PROBLEM STATEMENT -
Copy out the lines of the records word for word, starting at the line containing "103, 100, 133]" and ending at the line containing "238, 626, 256]", both included.

ENTRIES PROVIDED -
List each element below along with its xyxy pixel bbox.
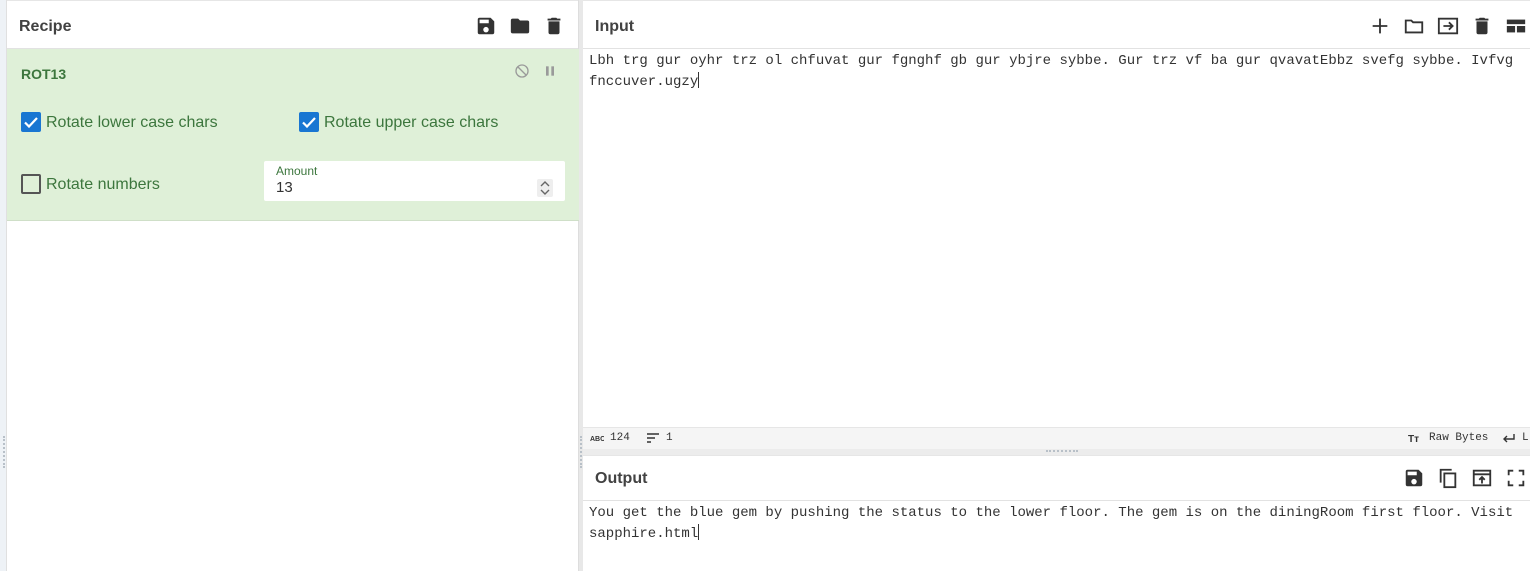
rotate-numbers-label: Rotate numbers bbox=[46, 176, 160, 193]
check-icon bbox=[302, 117, 316, 129]
eol-icon[interactable] bbox=[1502, 432, 1516, 444]
save-output-button[interactable] bbox=[1403, 467, 1425, 489]
input-pane: Input Lbh trg gur oyhr trz ol chfuvat gu… bbox=[583, 0, 1530, 449]
output-cursor bbox=[698, 523, 700, 540]
output-pane: Output You get the blue gem by pushing t… bbox=[583, 455, 1530, 571]
layout-icon bbox=[1506, 19, 1526, 33]
rot13-operation[interactable]: ROT13 Rotate lower case chars Rotate upp… bbox=[7, 49, 579, 221]
amount-label: Amount bbox=[276, 164, 318, 178]
clear-input-button[interactable] bbox=[1471, 15, 1493, 37]
open-folder-button[interactable] bbox=[1403, 15, 1425, 37]
input-text-content: Lbh trg gur oyhr trz ol chfuvat gur fgng… bbox=[589, 53, 1522, 90]
maximise-output-button[interactable] bbox=[1505, 467, 1527, 489]
recipe-pane: Recipe ROT13 Rotate lower case chars Rot… bbox=[7, 0, 579, 571]
output-text-content: You get the blue gem by pushing the stat… bbox=[589, 505, 1522, 542]
output-title: Output bbox=[595, 470, 648, 487]
pause-icon bbox=[546, 66, 554, 76]
rotate-upper-label: Rotate upper case chars bbox=[324, 114, 499, 131]
stepper-arrows-icon bbox=[540, 181, 550, 195]
amount-stepper[interactable] bbox=[537, 179, 553, 197]
trash-icon bbox=[547, 17, 561, 35]
vertical-splitter-grip[interactable] bbox=[580, 436, 582, 468]
output-header: Output bbox=[583, 455, 1530, 501]
rotate-lower-checkbox[interactable] bbox=[21, 112, 41, 132]
plus-icon bbox=[1372, 18, 1388, 34]
edge-resize-handle[interactable] bbox=[3, 436, 5, 468]
char-count: 124 bbox=[610, 432, 630, 444]
rotate-numbers-checkbox[interactable] bbox=[21, 174, 41, 194]
clear-recipe-button[interactable] bbox=[543, 15, 565, 37]
input-status-bar: ABC 124 1 Tт Raw Bytes L bbox=[583, 427, 1530, 449]
line-count-icon bbox=[646, 432, 660, 444]
open-in-input-icon bbox=[1472, 469, 1492, 487]
text-encoding-icon[interactable]: Tт bbox=[1408, 432, 1422, 444]
rotate-lower-label: Rotate lower case chars bbox=[46, 114, 218, 131]
line-count: 1 bbox=[666, 432, 673, 444]
eol-label[interactable]: L bbox=[1522, 432, 1529, 444]
copy-output-button[interactable] bbox=[1437, 467, 1459, 489]
operation-name: ROT13 bbox=[21, 66, 67, 82]
input-text[interactable]: Lbh trg gur oyhr trz ol chfuvat gur fgng… bbox=[589, 52, 1516, 92]
input-file-icon bbox=[1437, 17, 1459, 35]
encoding-label[interactable]: Raw Bytes bbox=[1429, 432, 1488, 444]
svg-text:ABC: ABC bbox=[590, 436, 604, 443]
trash-icon bbox=[1475, 17, 1489, 35]
left-edge-strip bbox=[0, 0, 7, 571]
reset-layout-button[interactable] bbox=[1505, 15, 1527, 37]
amount-field[interactable]: Amount 13 bbox=[264, 161, 565, 201]
disable-icon bbox=[515, 64, 529, 78]
input-title: Input bbox=[595, 18, 635, 35]
folder-icon bbox=[510, 18, 530, 34]
char-count-icon: ABC bbox=[590, 432, 604, 444]
save-icon bbox=[1405, 469, 1423, 487]
folder-open-icon bbox=[1404, 19, 1424, 34]
open-file-button[interactable] bbox=[1437, 15, 1459, 37]
input-header: Input bbox=[583, 0, 1530, 49]
check-icon bbox=[24, 117, 38, 129]
replace-input-button[interactable] bbox=[1471, 467, 1493, 489]
svg-text:Tт: Tт bbox=[1408, 434, 1419, 444]
save-icon bbox=[477, 17, 495, 35]
horizontal-splitter-grip[interactable] bbox=[1046, 450, 1078, 452]
recipe-header: Recipe bbox=[7, 0, 578, 49]
text-cursor bbox=[698, 71, 700, 88]
pause-operation-button[interactable] bbox=[542, 63, 558, 79]
recipe-title: Recipe bbox=[19, 18, 72, 35]
disable-operation-button[interactable] bbox=[514, 63, 530, 79]
app-root: Recipe ROT13 Rotate lower case chars Rot… bbox=[0, 0, 1530, 571]
rotate-upper-checkbox[interactable] bbox=[299, 112, 319, 132]
load-recipe-button[interactable] bbox=[509, 15, 531, 37]
amount-value[interactable]: 13 bbox=[276, 179, 293, 196]
add-input-button[interactable] bbox=[1369, 15, 1391, 37]
save-recipe-button[interactable] bbox=[475, 15, 497, 37]
copy-icon bbox=[1439, 468, 1457, 489]
output-text[interactable]: You get the blue gem by pushing the stat… bbox=[589, 504, 1516, 544]
fullscreen-icon bbox=[1507, 469, 1525, 487]
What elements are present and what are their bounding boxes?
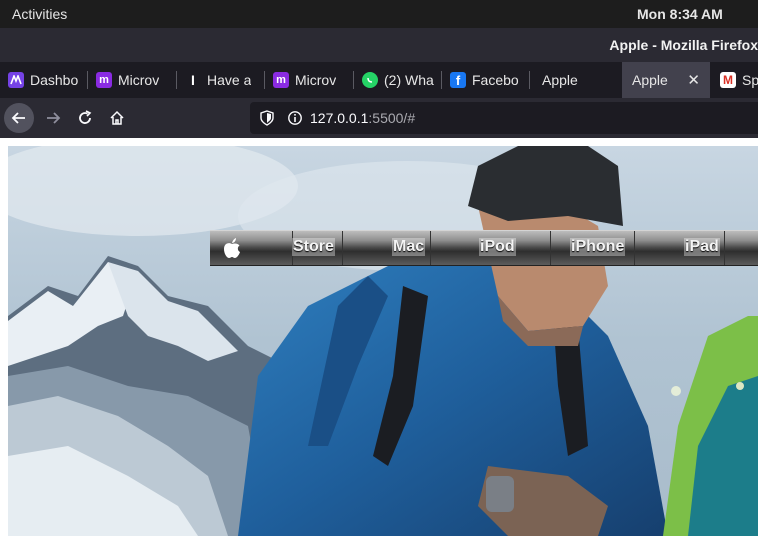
reload-button[interactable]	[70, 103, 100, 133]
menu-item-ipod[interactable]: iPod	[430, 231, 551, 265]
forward-button[interactable]	[38, 103, 68, 133]
system-top-bar: Activities Mon 8:34 AM	[0, 0, 758, 28]
tab-gmail[interactable]: M Sp	[712, 62, 758, 98]
site-nav-menu: Store Mac iPod iPhone iPad	[210, 230, 758, 266]
tab-label: Have a	[207, 72, 252, 88]
dashboard-favicon-icon	[8, 72, 24, 88]
menu-label: iPhone	[570, 238, 626, 256]
clock[interactable]: Mon 8:34 AM	[637, 6, 723, 22]
tab-strip: Dashbo m Microv I Have a m Microv (2) Wh…	[0, 62, 758, 98]
tab-facebook[interactable]: f Facebo	[442, 62, 530, 98]
hero-image: Store Mac iPod iPhone iPad	[8, 146, 758, 536]
activities-button[interactable]: Activities	[12, 6, 67, 22]
m-favicon-icon: m	[96, 72, 112, 88]
tracking-shield-icon[interactable]	[260, 110, 274, 126]
menu-label: Mac	[392, 238, 426, 256]
tab-label: Sp	[742, 72, 758, 88]
menu-label: iPod	[479, 238, 516, 256]
tab-close-icon[interactable]: ✕	[687, 71, 700, 89]
tab-apple-active[interactable]: Apple ✕	[622, 62, 710, 98]
reload-icon	[79, 110, 92, 124]
tab-label: (2) Wha	[384, 72, 434, 88]
forward-arrow-icon	[47, 112, 61, 124]
tab-microverse-2[interactable]: m Microv	[265, 62, 354, 98]
cursor-favicon-icon: I	[191, 72, 195, 88]
page-viewport: Store Mac iPod iPhone iPad	[0, 138, 758, 536]
tab-label: Apple	[632, 72, 668, 88]
tab-have-a[interactable]: I Have a	[177, 62, 265, 98]
apple-logo-icon	[224, 238, 240, 258]
menu-item-store[interactable]	[292, 231, 343, 265]
whatsapp-icon	[362, 72, 378, 88]
tab-apple-1[interactable]: Apple	[530, 62, 620, 98]
tab-microverse-1[interactable]: m Microv	[88, 62, 177, 98]
home-icon	[110, 110, 124, 125]
navigation-toolbar: 127.0.0.1:5500/#	[0, 98, 758, 138]
gmail-icon: M	[720, 72, 736, 88]
menu-item-mac[interactable]: Mac	[342, 231, 431, 265]
mountain-climber-photo	[8, 146, 758, 536]
facebook-icon: f	[450, 72, 466, 88]
menu-item-ipad[interactable]: iPad	[634, 231, 725, 265]
menu-item-iphone[interactable]: iPhone	[550, 231, 635, 265]
tab-label: Facebo	[472, 72, 519, 88]
tab-dashboard[interactable]: Dashbo	[0, 62, 88, 98]
url-text[interactable]: 127.0.0.1:5500/#	[310, 110, 415, 126]
url-path: :5500/#	[368, 110, 416, 126]
m-favicon-icon: m	[273, 72, 289, 88]
window-title: Apple - Mozilla Firefox	[609, 37, 758, 53]
url-bar[interactable]: 127.0.0.1:5500/#	[250, 102, 758, 134]
back-button[interactable]	[4, 103, 34, 133]
window-title-bar: Apple - Mozilla Firefox	[0, 28, 758, 62]
tab-whatsapp[interactable]: (2) Wha	[354, 62, 442, 98]
tab-label: Apple	[542, 72, 578, 88]
tab-label: Microv	[295, 72, 337, 88]
site-info-icon[interactable]	[287, 110, 303, 126]
menu-label: iPad	[684, 238, 720, 256]
back-arrow-icon	[11, 112, 25, 124]
url-host: 127.0.0.1	[310, 110, 369, 126]
tab-label: Dashbo	[30, 72, 79, 88]
menu-item-apple[interactable]: Store	[210, 231, 335, 265]
tab-label: Microv	[118, 72, 160, 88]
home-button[interactable]	[102, 103, 132, 133]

ANSWER TO THE EXERCISE -
reload-button[interactable]	[70, 103, 100, 133]
menu-item-ipod[interactable]: iPod	[430, 231, 551, 265]
forward-button[interactable]	[38, 103, 68, 133]
system-top-bar: Activities Mon 8:34 AM	[0, 0, 758, 28]
tab-gmail[interactable]: M Sp	[712, 62, 758, 98]
site-nav-menu: Store Mac iPod iPhone iPad	[210, 230, 758, 266]
tab-label: Have a	[207, 72, 252, 88]
dashboard-favicon-icon	[8, 72, 24, 88]
menu-label: iPhone	[570, 238, 626, 256]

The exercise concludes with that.